BEGIN RECORDS TO PROCESS
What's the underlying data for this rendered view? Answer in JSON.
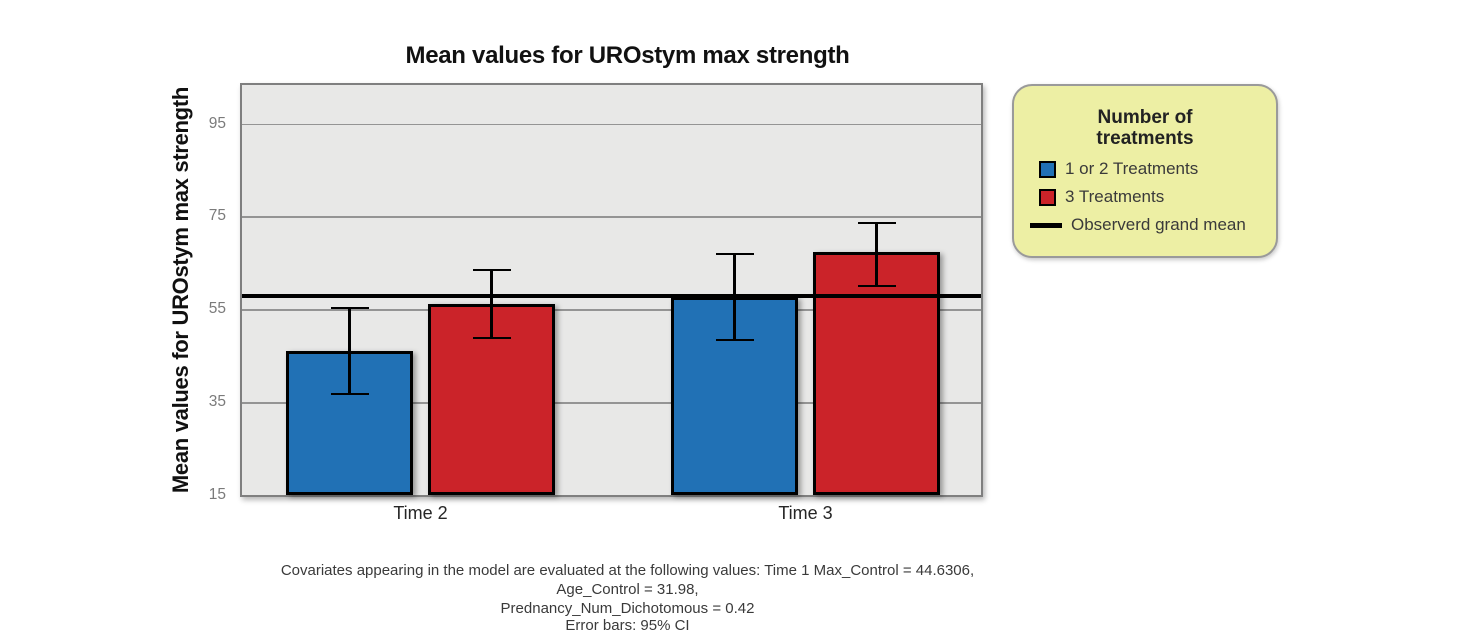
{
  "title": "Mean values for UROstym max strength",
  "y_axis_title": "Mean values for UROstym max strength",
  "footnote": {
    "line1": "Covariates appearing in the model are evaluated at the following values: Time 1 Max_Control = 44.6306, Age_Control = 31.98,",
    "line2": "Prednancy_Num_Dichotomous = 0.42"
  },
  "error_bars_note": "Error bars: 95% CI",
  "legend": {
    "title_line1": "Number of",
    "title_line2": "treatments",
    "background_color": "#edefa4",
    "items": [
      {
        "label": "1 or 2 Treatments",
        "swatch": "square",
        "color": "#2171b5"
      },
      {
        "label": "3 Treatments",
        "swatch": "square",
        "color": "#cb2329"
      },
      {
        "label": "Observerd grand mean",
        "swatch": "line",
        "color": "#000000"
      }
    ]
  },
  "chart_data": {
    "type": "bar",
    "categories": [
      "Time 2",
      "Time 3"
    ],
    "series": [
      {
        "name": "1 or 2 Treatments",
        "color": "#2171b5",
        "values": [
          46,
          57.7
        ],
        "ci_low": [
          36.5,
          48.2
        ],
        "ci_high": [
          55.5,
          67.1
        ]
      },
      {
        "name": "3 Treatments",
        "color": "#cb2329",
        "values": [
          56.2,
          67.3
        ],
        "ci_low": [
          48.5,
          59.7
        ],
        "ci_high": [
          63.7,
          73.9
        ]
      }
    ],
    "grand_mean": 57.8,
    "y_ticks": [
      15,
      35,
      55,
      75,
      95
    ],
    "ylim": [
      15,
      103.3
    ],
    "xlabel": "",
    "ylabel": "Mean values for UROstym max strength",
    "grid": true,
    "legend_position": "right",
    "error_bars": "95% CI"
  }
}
END RECORDS TO PROCESS
### DIRECTIONS
Except for the pictures, reproduce every line exactly.

### RESPONSE
What's the underlying data for this rendered view? Answer in JSON.
{
  "title": "Mean values for UROstym max strength",
  "y_axis_title": "Mean values for UROstym max strength",
  "footnote": {
    "line1": "Covariates appearing in the model are evaluated at the following values: Time 1 Max_Control = 44.6306, Age_Control = 31.98,",
    "line2": "Prednancy_Num_Dichotomous = 0.42"
  },
  "error_bars_note": "Error bars: 95% CI",
  "legend": {
    "title_line1": "Number of",
    "title_line2": "treatments",
    "background_color": "#edefa4",
    "items": [
      {
        "label": "1 or 2 Treatments",
        "swatch": "square",
        "color": "#2171b5"
      },
      {
        "label": "3 Treatments",
        "swatch": "square",
        "color": "#cb2329"
      },
      {
        "label": "Observerd grand mean",
        "swatch": "line",
        "color": "#000000"
      }
    ]
  },
  "chart_data": {
    "type": "bar",
    "categories": [
      "Time 2",
      "Time 3"
    ],
    "series": [
      {
        "name": "1 or 2 Treatments",
        "color": "#2171b5",
        "values": [
          46,
          57.7
        ],
        "ci_low": [
          36.5,
          48.2
        ],
        "ci_high": [
          55.5,
          67.1
        ]
      },
      {
        "name": "3 Treatments",
        "color": "#cb2329",
        "values": [
          56.2,
          67.3
        ],
        "ci_low": [
          48.5,
          59.7
        ],
        "ci_high": [
          63.7,
          73.9
        ]
      }
    ],
    "grand_mean": 57.8,
    "y_ticks": [
      15,
      35,
      55,
      75,
      95
    ],
    "ylim": [
      15,
      103.3
    ],
    "xlabel": "",
    "ylabel": "Mean values for UROstym max strength",
    "grid": true,
    "legend_position": "right",
    "error_bars": "95% CI"
  }
}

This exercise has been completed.